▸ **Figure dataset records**
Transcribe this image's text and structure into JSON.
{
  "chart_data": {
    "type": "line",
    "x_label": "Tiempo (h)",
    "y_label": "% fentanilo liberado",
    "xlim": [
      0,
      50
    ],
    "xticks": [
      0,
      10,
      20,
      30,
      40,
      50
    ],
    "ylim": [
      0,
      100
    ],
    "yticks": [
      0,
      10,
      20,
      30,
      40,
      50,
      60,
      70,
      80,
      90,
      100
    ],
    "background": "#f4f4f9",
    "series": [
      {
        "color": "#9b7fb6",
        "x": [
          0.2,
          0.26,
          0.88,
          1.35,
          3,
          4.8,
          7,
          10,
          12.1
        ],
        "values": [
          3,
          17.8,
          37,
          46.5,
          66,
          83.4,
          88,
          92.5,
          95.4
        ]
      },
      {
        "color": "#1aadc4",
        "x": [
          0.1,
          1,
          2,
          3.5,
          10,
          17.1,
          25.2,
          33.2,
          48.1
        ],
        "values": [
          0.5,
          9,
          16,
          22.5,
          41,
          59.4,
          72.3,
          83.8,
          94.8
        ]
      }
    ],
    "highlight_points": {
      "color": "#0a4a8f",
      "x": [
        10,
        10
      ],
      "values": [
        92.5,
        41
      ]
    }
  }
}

▸ **REQUIREMENTS**
Extract each entry in full, exactly as given.

▸ **RESULT FOR THIS EXERCISE**
Transcribe this image's text and structure into JSON.
{
  "chart_data": {
    "type": "line",
    "x_label": "Tiempo (h)",
    "y_label": "% fentanilo liberado",
    "xlim": [
      0,
      50
    ],
    "xticks": [
      0,
      10,
      20,
      30,
      40,
      50
    ],
    "ylim": [
      0,
      100
    ],
    "yticks": [
      0,
      10,
      20,
      30,
      40,
      50,
      60,
      70,
      80,
      90,
      100
    ],
    "background": "#f4f4f9",
    "series": [
      {
        "color": "#9b7fb6",
        "x": [
          0.2,
          0.26,
          0.88,
          1.35,
          3,
          4.8,
          7,
          10,
          12.1
        ],
        "values": [
          3,
          17.8,
          37,
          46.5,
          66,
          83.4,
          88,
          92.5,
          95.4
        ]
      },
      {
        "color": "#1aadc4",
        "x": [
          0.1,
          1,
          2,
          3.5,
          10,
          17.1,
          25.2,
          33.2,
          48.1
        ],
        "values": [
          0.5,
          9,
          16,
          22.5,
          41,
          59.4,
          72.3,
          83.8,
          94.8
        ]
      }
    ],
    "highlight_points": {
      "color": "#0a4a8f",
      "x": [
        10,
        10
      ],
      "values": [
        92.5,
        41
      ]
    }
  }
}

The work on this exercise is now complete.